_Set task:_
Count lines holding the word "JSON". Only the number is wanted.

_Stored rows:_
□ □ □ □ □ □ □

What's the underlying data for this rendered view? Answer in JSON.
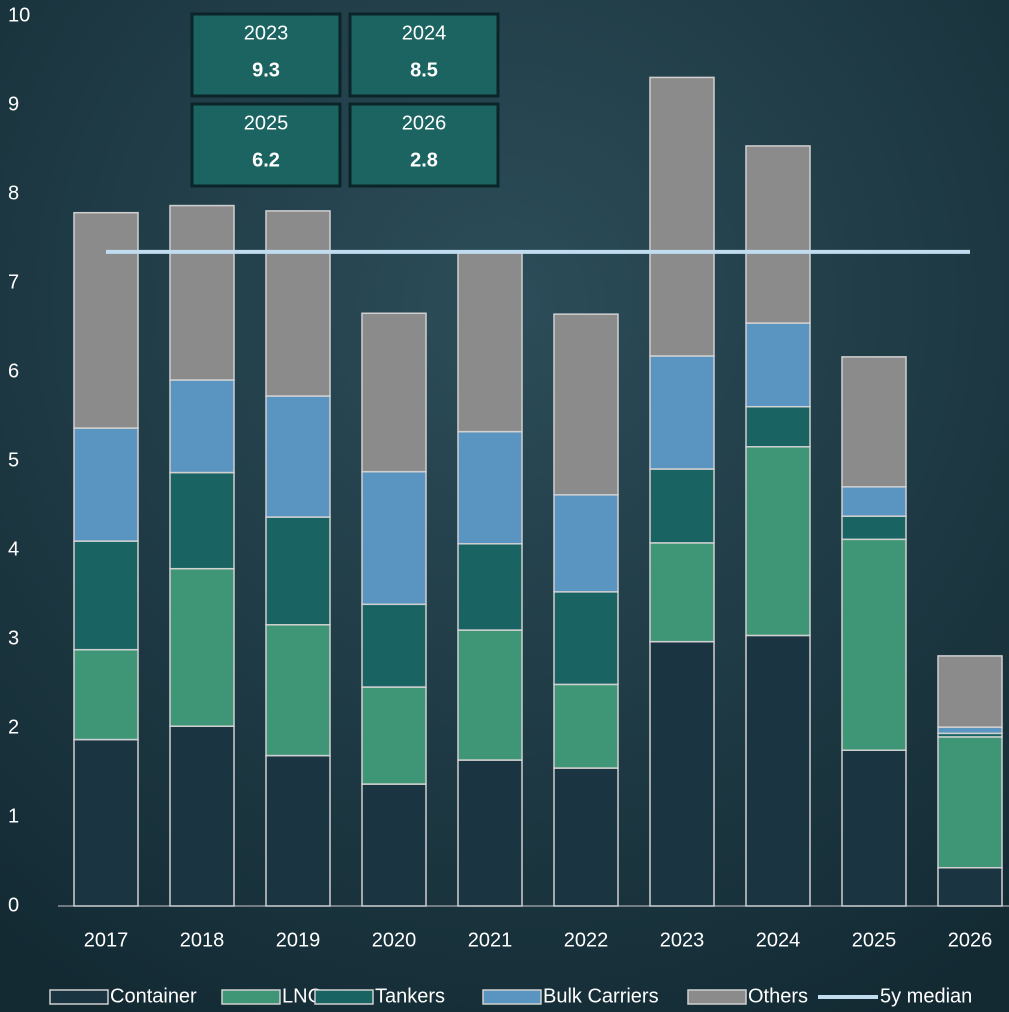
{
  "chart_data": {
    "type": "bar",
    "stacked": true,
    "categories": [
      "2017",
      "2018",
      "2019",
      "2020",
      "2021",
      "2022",
      "2023",
      "2024",
      "2025",
      "2026"
    ],
    "series": [
      {
        "name": "Container",
        "color": "#1b3442",
        "values": [
          1.87,
          2.02,
          1.69,
          1.37,
          1.64,
          1.55,
          2.97,
          3.04,
          1.75,
          0.43
        ]
      },
      {
        "name": "LNG",
        "color": "#3f9676",
        "values": [
          1.01,
          1.77,
          1.47,
          1.09,
          1.46,
          0.94,
          1.11,
          2.12,
          2.37,
          1.47
        ]
      },
      {
        "name": "Tankers",
        "color": "#1a6363",
        "values": [
          1.22,
          1.08,
          1.21,
          0.93,
          0.97,
          1.04,
          0.83,
          0.45,
          0.26,
          0.04
        ]
      },
      {
        "name": "Bulk Carriers",
        "color": "#5a95c2",
        "values": [
          1.27,
          1.04,
          1.36,
          1.49,
          1.26,
          1.09,
          1.27,
          0.94,
          0.33,
          0.07
        ]
      },
      {
        "name": "Others",
        "color": "#8b8b8b",
        "values": [
          2.42,
          1.96,
          2.08,
          1.78,
          2.02,
          2.03,
          3.13,
          1.99,
          1.46,
          0.8
        ]
      },
      {
        "name": "5y median",
        "type": "line",
        "color": "#c2dcef",
        "values": [
          7.35,
          7.35,
          7.35,
          7.35,
          7.35,
          7.35,
          7.35,
          7.35,
          7.35,
          7.35
        ]
      }
    ],
    "ylim": [
      0,
      10
    ],
    "yticks": [
      0,
      1,
      2,
      3,
      4,
      5,
      6,
      7,
      8,
      9,
      10
    ],
    "legend": "bottom",
    "annotations": [
      {
        "label": "2023",
        "value": 9.3
      },
      {
        "label": "2024",
        "value": 8.5
      },
      {
        "label": "2025",
        "value": 6.2
      },
      {
        "label": "2026",
        "value": 2.8
      }
    ]
  }
}
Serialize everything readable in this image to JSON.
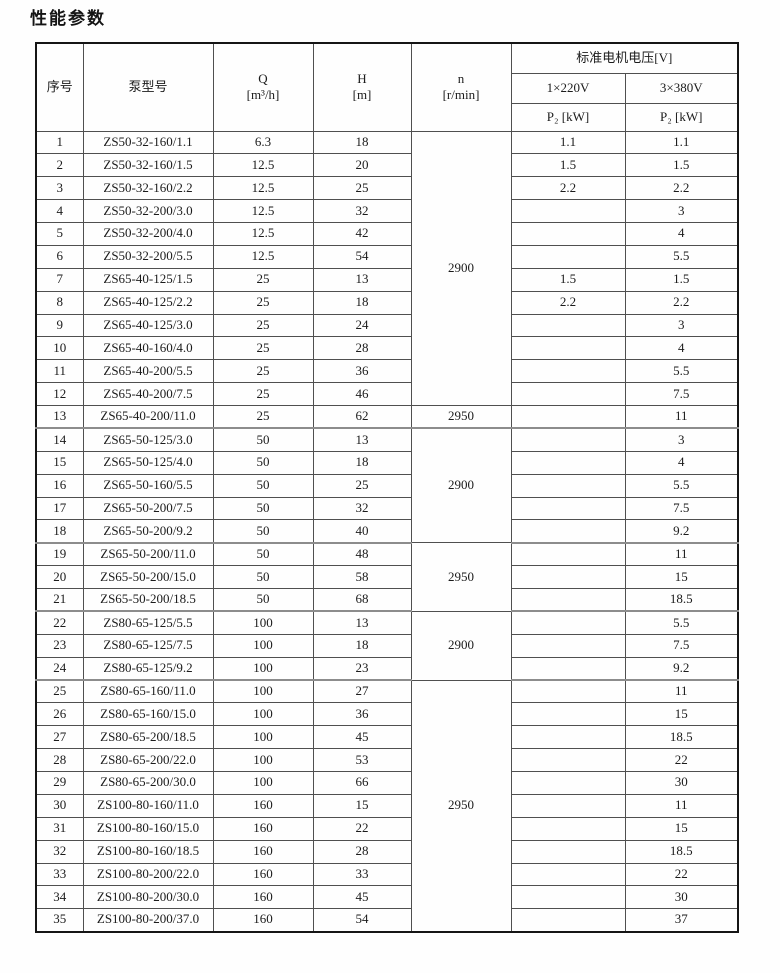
{
  "page_title": "性能参数",
  "table": {
    "headers": {
      "col_no": "序号",
      "col_model": "泵型号",
      "col_q_line1": "Q",
      "col_q_line2": "[m³/h]",
      "col_h_line1": "H",
      "col_h_line2": "[m]",
      "col_n_line1": "n",
      "col_n_line2": "[r/min]",
      "voltage_group": "标准电机电压[V]",
      "v220": "1×220V",
      "v380": "3×380V",
      "p2_label": "P₂ [kW]"
    },
    "rows": [
      {
        "no": "1",
        "model": "ZS50-32-160/1.1",
        "q": "6.3",
        "h": "18",
        "p220": "1.1",
        "p380": "1.1"
      },
      {
        "no": "2",
        "model": "ZS50-32-160/1.5",
        "q": "12.5",
        "h": "20",
        "p220": "1.5",
        "p380": "1.5"
      },
      {
        "no": "3",
        "model": "ZS50-32-160/2.2",
        "q": "12.5",
        "h": "25",
        "p220": "2.2",
        "p380": "2.2"
      },
      {
        "no": "4",
        "model": "ZS50-32-200/3.0",
        "q": "12.5",
        "h": "32",
        "p220": "",
        "p380": "3"
      },
      {
        "no": "5",
        "model": "ZS50-32-200/4.0",
        "q": "12.5",
        "h": "42",
        "p220": "",
        "p380": "4"
      },
      {
        "no": "6",
        "model": "ZS50-32-200/5.5",
        "q": "12.5",
        "h": "54",
        "p220": "",
        "p380": "5.5"
      },
      {
        "no": "7",
        "model": "ZS65-40-125/1.5",
        "q": "25",
        "h": "13",
        "p220": "1.5",
        "p380": "1.5"
      },
      {
        "no": "8",
        "model": "ZS65-40-125/2.2",
        "q": "25",
        "h": "18",
        "p220": "2.2",
        "p380": "2.2"
      },
      {
        "no": "9",
        "model": "ZS65-40-125/3.0",
        "q": "25",
        "h": "24",
        "p220": "",
        "p380": "3"
      },
      {
        "no": "10",
        "model": "ZS65-40-160/4.0",
        "q": "25",
        "h": "28",
        "p220": "",
        "p380": "4"
      },
      {
        "no": "11",
        "model": "ZS65-40-200/5.5",
        "q": "25",
        "h": "36",
        "p220": "",
        "p380": "5.5"
      },
      {
        "no": "12",
        "model": "ZS65-40-200/7.5",
        "q": "25",
        "h": "46",
        "p220": "",
        "p380": "7.5"
      },
      {
        "no": "13",
        "model": "ZS65-40-200/11.0",
        "q": "25",
        "h": "62",
        "p220": "",
        "p380": "11"
      },
      {
        "no": "14",
        "model": "ZS65-50-125/3.0",
        "q": "50",
        "h": "13",
        "p220": "",
        "p380": "3"
      },
      {
        "no": "15",
        "model": "ZS65-50-125/4.0",
        "q": "50",
        "h": "18",
        "p220": "",
        "p380": "4"
      },
      {
        "no": "16",
        "model": "ZS65-50-160/5.5",
        "q": "50",
        "h": "25",
        "p220": "",
        "p380": "5.5"
      },
      {
        "no": "17",
        "model": "ZS65-50-200/7.5",
        "q": "50",
        "h": "32",
        "p220": "",
        "p380": "7.5"
      },
      {
        "no": "18",
        "model": "ZS65-50-200/9.2",
        "q": "50",
        "h": "40",
        "p220": "",
        "p380": "9.2"
      },
      {
        "no": "19",
        "model": "ZS65-50-200/11.0",
        "q": "50",
        "h": "48",
        "p220": "",
        "p380": "11"
      },
      {
        "no": "20",
        "model": "ZS65-50-200/15.0",
        "q": "50",
        "h": "58",
        "p220": "",
        "p380": "15"
      },
      {
        "no": "21",
        "model": "ZS65-50-200/18.5",
        "q": "50",
        "h": "68",
        "p220": "",
        "p380": "18.5"
      },
      {
        "no": "22",
        "model": "ZS80-65-125/5.5",
        "q": "100",
        "h": "13",
        "p220": "",
        "p380": "5.5"
      },
      {
        "no": "23",
        "model": "ZS80-65-125/7.5",
        "q": "100",
        "h": "18",
        "p220": "",
        "p380": "7.5"
      },
      {
        "no": "24",
        "model": "ZS80-65-125/9.2",
        "q": "100",
        "h": "23",
        "p220": "",
        "p380": "9.2"
      },
      {
        "no": "25",
        "model": "ZS80-65-160/11.0",
        "q": "100",
        "h": "27",
        "p220": "",
        "p380": "11"
      },
      {
        "no": "26",
        "model": "ZS80-65-160/15.0",
        "q": "100",
        "h": "36",
        "p220": "",
        "p380": "15"
      },
      {
        "no": "27",
        "model": "ZS80-65-200/18.5",
        "q": "100",
        "h": "45",
        "p220": "",
        "p380": "18.5"
      },
      {
        "no": "28",
        "model": "ZS80-65-200/22.0",
        "q": "100",
        "h": "53",
        "p220": "",
        "p380": "22"
      },
      {
        "no": "29",
        "model": "ZS80-65-200/30.0",
        "q": "100",
        "h": "66",
        "p220": "",
        "p380": "30"
      },
      {
        "no": "30",
        "model": "ZS100-80-160/11.0",
        "q": "160",
        "h": "15",
        "p220": "",
        "p380": "11"
      },
      {
        "no": "31",
        "model": "ZS100-80-160/15.0",
        "q": "160",
        "h": "22",
        "p220": "",
        "p380": "15"
      },
      {
        "no": "32",
        "model": "ZS100-80-160/18.5",
        "q": "160",
        "h": "28",
        "p220": "",
        "p380": "18.5"
      },
      {
        "no": "33",
        "model": "ZS100-80-200/22.0",
        "q": "160",
        "h": "33",
        "p220": "",
        "p380": "22"
      },
      {
        "no": "34",
        "model": "ZS100-80-200/30.0",
        "q": "160",
        "h": "45",
        "p220": "",
        "p380": "30"
      },
      {
        "no": "35",
        "model": "ZS100-80-200/37.0",
        "q": "160",
        "h": "54",
        "p220": "",
        "p380": "37"
      }
    ],
    "n_groups": [
      {
        "value": "2900",
        "from": 1,
        "to": 12
      },
      {
        "value": "2950",
        "from": 13,
        "to": 13
      },
      {
        "value": "2900",
        "from": 14,
        "to": 18
      },
      {
        "value": "2950",
        "from": 19,
        "to": 21
      },
      {
        "value": "2900",
        "from": 22,
        "to": 24
      },
      {
        "value": "2950",
        "from": 25,
        "to": 35
      }
    ],
    "thick_after_rows": [
      13,
      18,
      21,
      24
    ]
  }
}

□ □ □ □ □ □ □

_Reply to the task:_
2